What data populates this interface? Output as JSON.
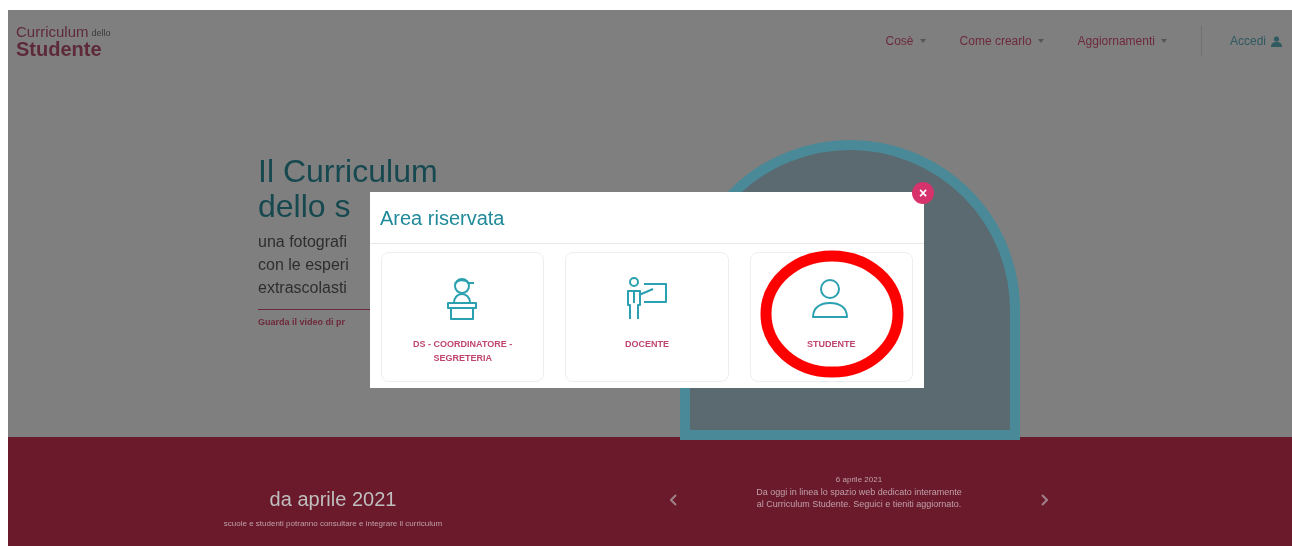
{
  "header": {
    "logo": {
      "line_1": "Curriculum",
      "small": "dello",
      "line_2": "Studente"
    },
    "nav": [
      {
        "label": "Cosè",
        "dropdown": true
      },
      {
        "label": "Come crearlo",
        "dropdown": true
      },
      {
        "label": "Aggiornamenti",
        "dropdown": true
      }
    ],
    "login": {
      "label": "Accedi"
    }
  },
  "hero": {
    "title_lines": [
      "Il Curriculum",
      "dello s"
    ],
    "text_lines": [
      "una fotografi",
      "con le esperi",
      "extrascolasti"
    ],
    "video_link": "Guarda il video di pr"
  },
  "modal": {
    "title": "Area riservata",
    "close": "×",
    "options": [
      {
        "kind": "desk",
        "label": "DS - COORDINATORE - SEGRETERIA",
        "highlighted": false
      },
      {
        "kind": "board",
        "label": "DOCENTE",
        "highlighted": false
      },
      {
        "kind": "user",
        "label": "STUDENTE",
        "highlighted": true
      }
    ]
  },
  "footer": {
    "headline": "da aprile 2021",
    "subline": "scuole e studenti potranno consultare e integrare il curriculum",
    "news": {
      "date": "6 aprile 2021",
      "text_lines": [
        "Da oggi in linea lo spazio web dedicato interamente",
        "al Curriculum Studente. Seguici e tieniti aggiornato."
      ]
    }
  }
}
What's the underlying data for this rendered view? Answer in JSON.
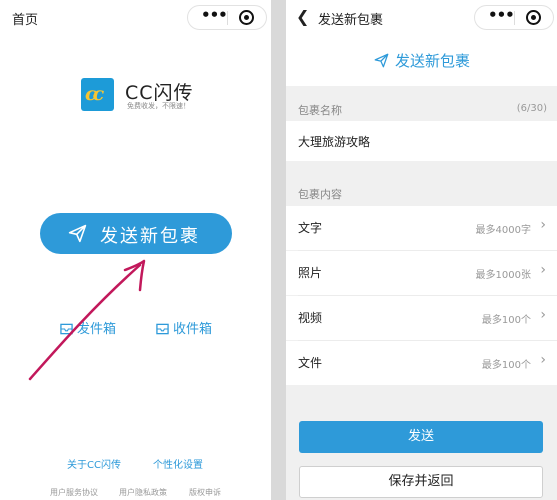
{
  "left": {
    "nav_title": "首页",
    "brand_name": "CC闪传",
    "brand_slogan": "免费收发，不限速！",
    "main_button": "发送新包裹",
    "outbox": "发件箱",
    "inbox": "收件箱",
    "footer_links": [
      "关于CC闪传",
      "个性化设置"
    ],
    "footer_small": [
      "用户服务协议",
      "用户隐私政策",
      "版权申诉"
    ]
  },
  "right": {
    "nav_title": "发送新包裹",
    "header_title": "发送新包裹",
    "name_section_label": "包裹名称",
    "name_counter": "(6/30)",
    "name_value": "大理旅游攻略",
    "content_section_label": "包裹内容",
    "rows": [
      {
        "label": "文字",
        "hint": "最多4000字"
      },
      {
        "label": "照片",
        "hint": "最多1000张"
      },
      {
        "label": "视频",
        "hint": "最多100个"
      },
      {
        "label": "文件",
        "hint": "最多100个"
      }
    ],
    "send_button": "发送",
    "save_button": "保存并返回"
  },
  "colors": {
    "accent": "#2e9ad9",
    "annotation": "#c2185b",
    "logo_yellow": "#f7c531"
  },
  "icons": [
    "paper-plane-icon",
    "outbox-icon",
    "inbox-icon",
    "more-dots-icon",
    "target-icon",
    "back-chevron-icon",
    "chevron-right-icon"
  ]
}
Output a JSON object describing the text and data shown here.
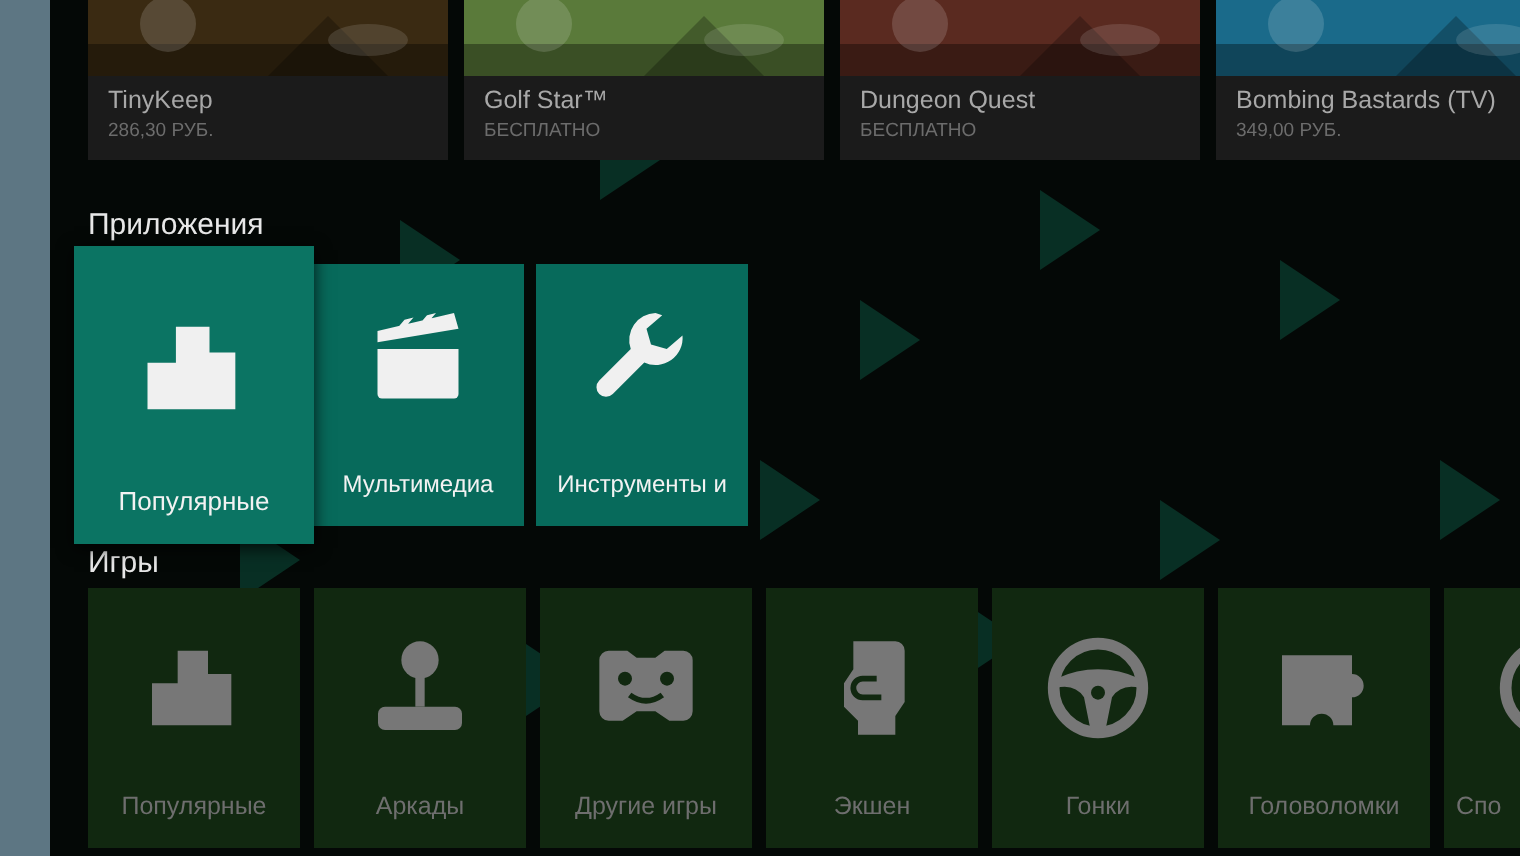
{
  "featured": [
    {
      "title": "TinyKeep",
      "price": "286,30 РУБ."
    },
    {
      "title": "Golf Star™",
      "price": "БЕСПЛАТНО"
    },
    {
      "title": "Dungeon Quest",
      "price": "БЕСПЛАТНО"
    },
    {
      "title": "Bombing Bastards (TV)",
      "price": "349,00 РУБ."
    }
  ],
  "apps": {
    "heading": "Приложения",
    "items": [
      {
        "label": "Популярные",
        "kind": "podium",
        "selected": true
      },
      {
        "label": "Мультимедиа",
        "kind": "clapper",
        "selected": false
      },
      {
        "label": "Инструменты и",
        "kind": "wrench",
        "selected": false
      }
    ]
  },
  "games": {
    "heading": "Игры",
    "items": [
      {
        "label": "Популярные",
        "kind": "podium"
      },
      {
        "label": "Аркады",
        "kind": "joystick"
      },
      {
        "label": "Другие игры",
        "kind": "gamepad"
      },
      {
        "label": "Экшен",
        "kind": "fist"
      },
      {
        "label": "Гонки",
        "kind": "wheel"
      },
      {
        "label": "Головоломки",
        "kind": "puzzle"
      },
      {
        "label": "Спо",
        "kind": "ball"
      }
    ]
  }
}
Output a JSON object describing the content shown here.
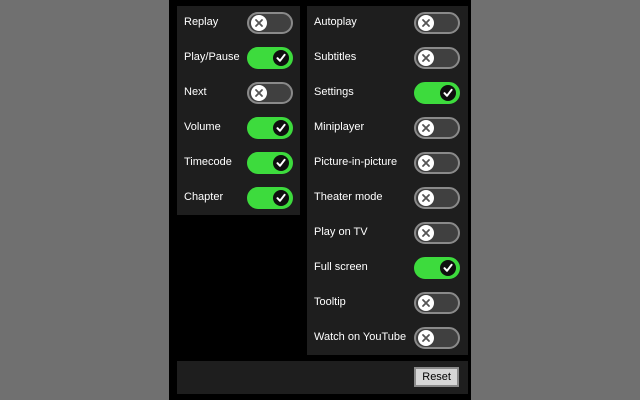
{
  "colors": {
    "background": "#707070",
    "panel": "#000000",
    "column": "#1e1e1e",
    "toggle_on": "#3ddb3d",
    "toggle_off": "#404040"
  },
  "left_column": [
    {
      "label": "Replay",
      "enabled": false
    },
    {
      "label": "Play/Pause",
      "enabled": true
    },
    {
      "label": "Next",
      "enabled": false
    },
    {
      "label": "Volume",
      "enabled": true
    },
    {
      "label": "Timecode",
      "enabled": true
    },
    {
      "label": "Chapter",
      "enabled": true
    }
  ],
  "right_column": [
    {
      "label": "Autoplay",
      "enabled": false
    },
    {
      "label": "Subtitles",
      "enabled": false
    },
    {
      "label": "Settings",
      "enabled": true
    },
    {
      "label": "Miniplayer",
      "enabled": false
    },
    {
      "label": "Picture-in-picture",
      "enabled": false
    },
    {
      "label": "Theater mode",
      "enabled": false
    },
    {
      "label": "Play on TV",
      "enabled": false
    },
    {
      "label": "Full screen",
      "enabled": true
    },
    {
      "label": "Tooltip",
      "enabled": false
    },
    {
      "label": "Watch on YouTube",
      "enabled": false
    }
  ],
  "footer": {
    "reset_label": "Reset"
  }
}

******

| What the exercise asks |
How many of the lines above include the word "Output"? Respond with the number alone.

| Result of the exercise |
3